- What is required: Every record must appear in your copy exactly as written, with no pictures.

* start Given data *

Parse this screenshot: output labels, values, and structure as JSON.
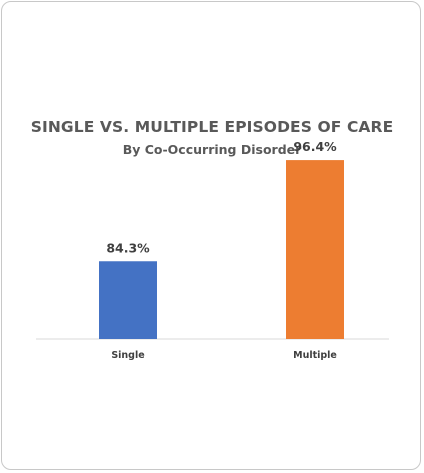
{
  "chart_data": {
    "type": "bar",
    "title": "SINGLE VS. MULTIPLE EPISODES OF CARE",
    "subtitle": "By Co-Occurring Disorder",
    "categories": [
      "Single",
      "Multiple"
    ],
    "values": [
      84.3,
      96.4
    ],
    "data_labels": [
      "84.3%",
      "96.4%"
    ],
    "colors": [
      "#4472c4",
      "#ed7d31"
    ],
    "ylim": [
      75,
      100
    ],
    "grid": false,
    "legend": "none"
  }
}
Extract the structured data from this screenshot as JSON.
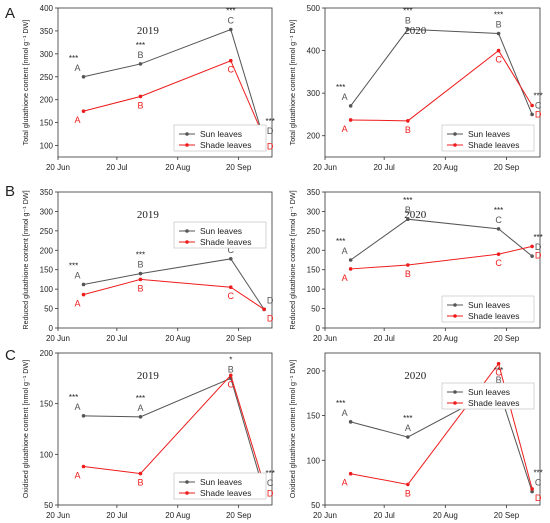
{
  "colors": {
    "sun": "#555555",
    "shade": "#ee1c1c",
    "text": "#222222",
    "axis": "#333333"
  },
  "chart_data": [
    {
      "panel": "A",
      "type": "line",
      "title": "2019",
      "ylabel": "Total glutathione content [nmol g⁻¹ DW]",
      "xlabel": "",
      "x_ticks": [
        "20 Jun",
        "20 Jul",
        "20 Aug",
        "20 Sep"
      ],
      "x_tick_days": [
        0,
        30,
        61,
        92
      ],
      "xlim_days": [
        0,
        109
      ],
      "ylim": [
        75,
        400
      ],
      "y_ticks": [
        100,
        150,
        200,
        250,
        300,
        350,
        400
      ],
      "legend": "bottom-right",
      "series": [
        {
          "name": "Sun leaves",
          "color_key": "sun",
          "x_days": [
            13,
            42,
            88,
            105
          ],
          "values": [
            250,
            278,
            353,
            112
          ],
          "letters": [
            "A",
            "B",
            "C",
            "D"
          ],
          "stars": [
            "***",
            "***",
            "***",
            "***"
          ]
        },
        {
          "name": "Shade leaves",
          "color_key": "shade",
          "x_days": [
            13,
            42,
            88,
            105
          ],
          "values": [
            175,
            207,
            285,
            117
          ],
          "letters": [
            "A",
            "B",
            "C",
            "D"
          ]
        }
      ]
    },
    {
      "panel": "",
      "type": "line",
      "title": "2020",
      "ylabel": "Total glutathione content [nmol g⁻¹ DW]",
      "xlabel": "",
      "x_ticks": [
        "20 Jun",
        "20 Jul",
        "20 Aug",
        "20 Sep"
      ],
      "x_tick_days": [
        0,
        30,
        61,
        92
      ],
      "xlim_days": [
        0,
        109
      ],
      "ylim": [
        150,
        500
      ],
      "y_ticks": [
        200,
        300,
        400,
        500
      ],
      "legend": "bottom-right",
      "series": [
        {
          "name": "Sun leaves",
          "color_key": "sun",
          "x_days": [
            13,
            42,
            88,
            105
          ],
          "values": [
            270,
            450,
            440,
            250
          ],
          "letters": [
            "A",
            "B",
            "B",
            "C"
          ],
          "stars": [
            "***",
            "***",
            "***",
            "***"
          ]
        },
        {
          "name": "Shade leaves",
          "color_key": "shade",
          "x_days": [
            13,
            42,
            88,
            105
          ],
          "values": [
            237,
            235,
            400,
            271
          ],
          "letters": [
            "A",
            "B",
            "C",
            "D"
          ]
        }
      ]
    },
    {
      "panel": "B",
      "type": "line",
      "title": "2019",
      "ylabel": "Reduced glutathione content [nmol g⁻¹ DW]",
      "xlabel": "",
      "x_ticks": [
        "20 Jun",
        "20 Jul",
        "20 Aug",
        "20 Sep"
      ],
      "x_tick_days": [
        0,
        30,
        61,
        92
      ],
      "xlim_days": [
        0,
        109
      ],
      "ylim": [
        0,
        350
      ],
      "y_ticks": [
        0,
        50,
        100,
        150,
        200,
        250,
        300,
        350
      ],
      "legend": "top-right",
      "series": [
        {
          "name": "Sun leaves",
          "color_key": "sun",
          "x_days": [
            13,
            42,
            88,
            105
          ],
          "values": [
            112,
            140,
            178,
            48
          ],
          "letters": [
            "A",
            "B",
            "C",
            "D"
          ],
          "stars": [
            "***",
            "***",
            "",
            ""
          ]
        },
        {
          "name": "Shade leaves",
          "color_key": "shade",
          "x_days": [
            13,
            42,
            88,
            105
          ],
          "values": [
            86,
            125,
            105,
            48
          ],
          "letters": [
            "A",
            "B",
            "C",
            "D"
          ]
        }
      ]
    },
    {
      "panel": "",
      "type": "line",
      "title": "2020",
      "ylabel": "Reduced glutathione content [nmol g⁻¹ DW]",
      "xlabel": "",
      "x_ticks": [
        "20 Jun",
        "20 Jul",
        "20 Aug",
        "20 Sep"
      ],
      "x_tick_days": [
        0,
        30,
        61,
        92
      ],
      "xlim_days": [
        0,
        109
      ],
      "ylim": [
        0,
        350
      ],
      "y_ticks": [
        0,
        50,
        100,
        150,
        200,
        250,
        300,
        350
      ],
      "legend": "bottom-right",
      "series": [
        {
          "name": "Sun leaves",
          "color_key": "sun",
          "x_days": [
            13,
            42,
            88,
            105
          ],
          "values": [
            175,
            280,
            255,
            185
          ],
          "letters": [
            "A",
            "B",
            "C",
            "D"
          ],
          "stars": [
            "***",
            "***",
            "***",
            "***"
          ]
        },
        {
          "name": "Shade leaves",
          "color_key": "shade",
          "x_days": [
            13,
            42,
            88,
            105
          ],
          "values": [
            152,
            162,
            190,
            210
          ],
          "letters": [
            "A",
            "B",
            "C",
            "D"
          ]
        }
      ]
    },
    {
      "panel": "C",
      "type": "line",
      "title": "2019",
      "ylabel": "Oxidised glutathione content [nmol g⁻¹ DW]",
      "xlabel": "",
      "x_ticks": [
        "20 Jun",
        "20 Jul",
        "20 Aug",
        "20 Sep"
      ],
      "x_tick_days": [
        0,
        30,
        61,
        92
      ],
      "xlim_days": [
        0,
        109
      ],
      "ylim": [
        50,
        200
      ],
      "y_ticks": [
        50,
        100,
        150,
        200
      ],
      "legend": "bottom-right",
      "series": [
        {
          "name": "Sun leaves",
          "color_key": "sun",
          "x_days": [
            13,
            42,
            88,
            105
          ],
          "values": [
            138,
            137,
            175,
            63
          ],
          "letters": [
            "A",
            "A",
            "B",
            "C"
          ],
          "stars": [
            "***",
            "***",
            "*",
            "***"
          ]
        },
        {
          "name": "Shade leaves",
          "color_key": "shade",
          "x_days": [
            13,
            42,
            88,
            105
          ],
          "values": [
            88,
            81,
            178,
            70
          ],
          "letters": [
            "A",
            "B",
            "C",
            "D"
          ]
        }
      ]
    },
    {
      "panel": "",
      "type": "line",
      "title": "2020",
      "ylabel": "Oxidised glutathione content [nmol g⁻¹ DW]",
      "xlabel": "",
      "x_ticks": [
        "20 Jun",
        "20 Jul",
        "20 Aug",
        "20 Sep"
      ],
      "x_tick_days": [
        0,
        30,
        61,
        92
      ],
      "xlim_days": [
        0,
        109
      ],
      "ylim": [
        50,
        220
      ],
      "y_ticks": [
        50,
        100,
        150,
        200
      ],
      "legend": "top-right",
      "series": [
        {
          "name": "Sun leaves",
          "color_key": "sun",
          "x_days": [
            13,
            42,
            88,
            105
          ],
          "values": [
            143,
            126,
            180,
            65
          ],
          "letters": [
            "A",
            "A",
            "B",
            "C"
          ],
          "stars": [
            "***",
            "***",
            "***",
            "***"
          ]
        },
        {
          "name": "Shade leaves",
          "color_key": "shade",
          "x_days": [
            13,
            42,
            88,
            105
          ],
          "values": [
            85,
            73,
            208,
            68
          ],
          "letters": [
            "A",
            "B",
            "C",
            "D"
          ]
        }
      ]
    }
  ]
}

* end Given data *

- Final result:
Parse this screenshot: output labels, values, and structure as JSON.
{
  "chart_data": {
    "type": "bar",
    "title": "SINGLE VS. MULTIPLE EPISODES OF CARE",
    "subtitle": "By Co-Occurring Disorder",
    "categories": [
      "Single",
      "Multiple"
    ],
    "values": [
      84.3,
      96.4
    ],
    "data_labels": [
      "84.3%",
      "96.4%"
    ],
    "colors": [
      "#4472c4",
      "#ed7d31"
    ],
    "ylim": [
      75,
      100
    ],
    "grid": false,
    "legend": "none"
  }
}
Extract the structured data from this screenshot as JSON.
{
  "colors": {
    "sun": "#555555",
    "shade": "#ee1c1c",
    "text": "#222222",
    "axis": "#333333"
  },
  "chart_data": [
    {
      "panel": "A",
      "type": "line",
      "title": "2019",
      "ylabel": "Total glutathione content [nmol g⁻¹ DW]",
      "xlabel": "",
      "x_ticks": [
        "20 Jun",
        "20 Jul",
        "20 Aug",
        "20 Sep"
      ],
      "x_tick_days": [
        0,
        30,
        61,
        92
      ],
      "xlim_days": [
        0,
        109
      ],
      "ylim": [
        75,
        400
      ],
      "y_ticks": [
        100,
        150,
        200,
        250,
        300,
        350,
        400
      ],
      "legend": "bottom-right",
      "series": [
        {
          "name": "Sun leaves",
          "color_key": "sun",
          "x_days": [
            13,
            42,
            88,
            105
          ],
          "values": [
            250,
            278,
            353,
            112
          ],
          "letters": [
            "A",
            "B",
            "C",
            "D"
          ],
          "stars": [
            "***",
            "***",
            "***",
            "***"
          ]
        },
        {
          "name": "Shade leaves",
          "color_key": "shade",
          "x_days": [
            13,
            42,
            88,
            105
          ],
          "values": [
            175,
            207,
            285,
            117
          ],
          "letters": [
            "A",
            "B",
            "C",
            "D"
          ]
        }
      ]
    },
    {
      "panel": "",
      "type": "line",
      "title": "2020",
      "ylabel": "Total glutathione content [nmol g⁻¹ DW]",
      "xlabel": "",
      "x_ticks": [
        "20 Jun",
        "20 Jul",
        "20 Aug",
        "20 Sep"
      ],
      "x_tick_days": [
        0,
        30,
        61,
        92
      ],
      "xlim_days": [
        0,
        109
      ],
      "ylim": [
        150,
        500
      ],
      "y_ticks": [
        200,
        300,
        400,
        500
      ],
      "legend": "bottom-right",
      "series": [
        {
          "name": "Sun leaves",
          "color_key": "sun",
          "x_days": [
            13,
            42,
            88,
            105
          ],
          "values": [
            270,
            450,
            440,
            250
          ],
          "letters": [
            "A",
            "B",
            "B",
            "C"
          ],
          "stars": [
            "***",
            "***",
            "***",
            "***"
          ]
        },
        {
          "name": "Shade leaves",
          "color_key": "shade",
          "x_days": [
            13,
            42,
            88,
            105
          ],
          "values": [
            237,
            235,
            400,
            271
          ],
          "letters": [
            "A",
            "B",
            "C",
            "D"
          ]
        }
      ]
    },
    {
      "panel": "B",
      "type": "line",
      "title": "2019",
      "ylabel": "Reduced glutathione content [nmol g⁻¹ DW]",
      "xlabel": "",
      "x_ticks": [
        "20 Jun",
        "20 Jul",
        "20 Aug",
        "20 Sep"
      ],
      "x_tick_days": [
        0,
        30,
        61,
        92
      ],
      "xlim_days": [
        0,
        109
      ],
      "ylim": [
        0,
        350
      ],
      "y_ticks": [
        0,
        50,
        100,
        150,
        200,
        250,
        300,
        350
      ],
      "legend": "top-right",
      "series": [
        {
          "name": "Sun leaves",
          "color_key": "sun",
          "x_days": [
            13,
            42,
            88,
            105
          ],
          "values": [
            112,
            140,
            178,
            48
          ],
          "letters": [
            "A",
            "B",
            "C",
            "D"
          ],
          "stars": [
            "***",
            "***",
            "",
            ""
          ]
        },
        {
          "name": "Shade leaves",
          "color_key": "shade",
          "x_days": [
            13,
            42,
            88,
            105
          ],
          "values": [
            86,
            125,
            105,
            48
          ],
          "letters": [
            "A",
            "B",
            "C",
            "D"
          ]
        }
      ]
    },
    {
      "panel": "",
      "type": "line",
      "title": "2020",
      "ylabel": "Reduced glutathione content [nmol g⁻¹ DW]",
      "xlabel": "",
      "x_ticks": [
        "20 Jun",
        "20 Jul",
        "20 Aug",
        "20 Sep"
      ],
      "x_tick_days": [
        0,
        30,
        61,
        92
      ],
      "xlim_days": [
        0,
        109
      ],
      "ylim": [
        0,
        350
      ],
      "y_ticks": [
        0,
        50,
        100,
        150,
        200,
        250,
        300,
        350
      ],
      "legend": "bottom-right",
      "series": [
        {
          "name": "Sun leaves",
          "color_key": "sun",
          "x_days": [
            13,
            42,
            88,
            105
          ],
          "values": [
            175,
            280,
            255,
            185
          ],
          "letters": [
            "A",
            "B",
            "C",
            "D"
          ],
          "stars": [
            "***",
            "***",
            "***",
            "***"
          ]
        },
        {
          "name": "Shade leaves",
          "color_key": "shade",
          "x_days": [
            13,
            42,
            88,
            105
          ],
          "values": [
            152,
            162,
            190,
            210
          ],
          "letters": [
            "A",
            "B",
            "C",
            "D"
          ]
        }
      ]
    },
    {
      "panel": "C",
      "type": "line",
      "title": "2019",
      "ylabel": "Oxidised glutathione content [nmol g⁻¹ DW]",
      "xlabel": "",
      "x_ticks": [
        "20 Jun",
        "20 Jul",
        "20 Aug",
        "20 Sep"
      ],
      "x_tick_days": [
        0,
        30,
        61,
        92
      ],
      "xlim_days": [
        0,
        109
      ],
      "ylim": [
        50,
        200
      ],
      "y_ticks": [
        50,
        100,
        150,
        200
      ],
      "legend": "bottom-right",
      "series": [
        {
          "name": "Sun leaves",
          "color_key": "sun",
          "x_days": [
            13,
            42,
            88,
            105
          ],
          "values": [
            138,
            137,
            175,
            63
          ],
          "letters": [
            "A",
            "A",
            "B",
            "C"
          ],
          "stars": [
            "***",
            "***",
            "*",
            "***"
          ]
        },
        {
          "name": "Shade leaves",
          "color_key": "shade",
          "x_days": [
            13,
            42,
            88,
            105
          ],
          "values": [
            88,
            81,
            178,
            70
          ],
          "letters": [
            "A",
            "B",
            "C",
            "D"
          ]
        }
      ]
    },
    {
      "panel": "",
      "type": "line",
      "title": "2020",
      "ylabel": "Oxidised glutathione content [nmol g⁻¹ DW]",
      "xlabel": "",
      "x_ticks": [
        "20 Jun",
        "20 Jul",
        "20 Aug",
        "20 Sep"
      ],
      "x_tick_days": [
        0,
        30,
        61,
        92
      ],
      "xlim_days": [
        0,
        109
      ],
      "ylim": [
        50,
        220
      ],
      "y_ticks": [
        50,
        100,
        150,
        200
      ],
      "legend": "top-right",
      "series": [
        {
          "name": "Sun leaves",
          "color_key": "sun",
          "x_days": [
            13,
            42,
            88,
            105
          ],
          "values": [
            143,
            126,
            180,
            65
          ],
          "letters": [
            "A",
            "A",
            "B",
            "C"
          ],
          "stars": [
            "***",
            "***",
            "***",
            "***"
          ]
        },
        {
          "name": "Shade leaves",
          "color_key": "shade",
          "x_days": [
            13,
            42,
            88,
            105
          ],
          "values": [
            85,
            73,
            208,
            68
          ],
          "letters": [
            "A",
            "B",
            "C",
            "D"
          ]
        }
      ]
    }
  ]
}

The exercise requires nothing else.